What the task requires: Copy out each line containing "document" from the entries below.

Exercise materials:
──────
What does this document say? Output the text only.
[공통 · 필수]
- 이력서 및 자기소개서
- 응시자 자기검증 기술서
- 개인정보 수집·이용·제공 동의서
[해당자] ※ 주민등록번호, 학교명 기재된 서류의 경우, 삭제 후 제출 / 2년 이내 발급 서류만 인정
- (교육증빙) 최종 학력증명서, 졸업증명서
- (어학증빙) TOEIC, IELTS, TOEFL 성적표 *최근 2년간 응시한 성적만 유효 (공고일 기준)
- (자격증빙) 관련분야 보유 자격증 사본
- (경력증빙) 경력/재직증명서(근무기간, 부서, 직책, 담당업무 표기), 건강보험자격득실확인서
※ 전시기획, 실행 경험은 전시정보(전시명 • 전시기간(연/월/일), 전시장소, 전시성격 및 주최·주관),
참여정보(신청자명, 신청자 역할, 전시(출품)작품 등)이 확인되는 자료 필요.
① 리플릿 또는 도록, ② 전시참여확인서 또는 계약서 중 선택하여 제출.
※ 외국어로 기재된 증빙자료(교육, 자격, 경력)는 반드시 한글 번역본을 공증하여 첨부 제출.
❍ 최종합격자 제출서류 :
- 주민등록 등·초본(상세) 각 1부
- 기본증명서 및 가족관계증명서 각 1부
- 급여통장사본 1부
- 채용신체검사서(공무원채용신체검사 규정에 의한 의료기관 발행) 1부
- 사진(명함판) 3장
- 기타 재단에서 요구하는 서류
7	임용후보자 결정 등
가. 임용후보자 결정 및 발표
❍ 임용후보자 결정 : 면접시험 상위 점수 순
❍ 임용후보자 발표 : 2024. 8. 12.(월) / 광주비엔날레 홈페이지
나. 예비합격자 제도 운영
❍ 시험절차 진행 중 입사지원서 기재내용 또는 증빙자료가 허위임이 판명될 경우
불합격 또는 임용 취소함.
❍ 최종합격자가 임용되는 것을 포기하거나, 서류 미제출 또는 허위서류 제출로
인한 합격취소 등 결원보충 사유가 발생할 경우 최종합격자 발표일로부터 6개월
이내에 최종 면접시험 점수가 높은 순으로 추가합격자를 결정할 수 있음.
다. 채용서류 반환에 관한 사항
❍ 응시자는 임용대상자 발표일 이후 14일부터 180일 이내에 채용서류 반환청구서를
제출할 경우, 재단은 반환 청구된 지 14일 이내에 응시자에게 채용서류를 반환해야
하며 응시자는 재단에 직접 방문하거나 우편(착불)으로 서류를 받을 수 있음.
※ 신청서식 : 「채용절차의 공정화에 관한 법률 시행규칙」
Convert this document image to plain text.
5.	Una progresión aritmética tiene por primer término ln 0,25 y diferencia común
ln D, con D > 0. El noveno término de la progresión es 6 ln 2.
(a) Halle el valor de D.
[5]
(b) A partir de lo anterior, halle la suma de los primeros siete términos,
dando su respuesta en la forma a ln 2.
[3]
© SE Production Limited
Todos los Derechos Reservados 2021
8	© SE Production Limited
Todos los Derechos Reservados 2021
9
──────
Complete answer:
What does this document say? Output the text only.
Convert this document image to plain text.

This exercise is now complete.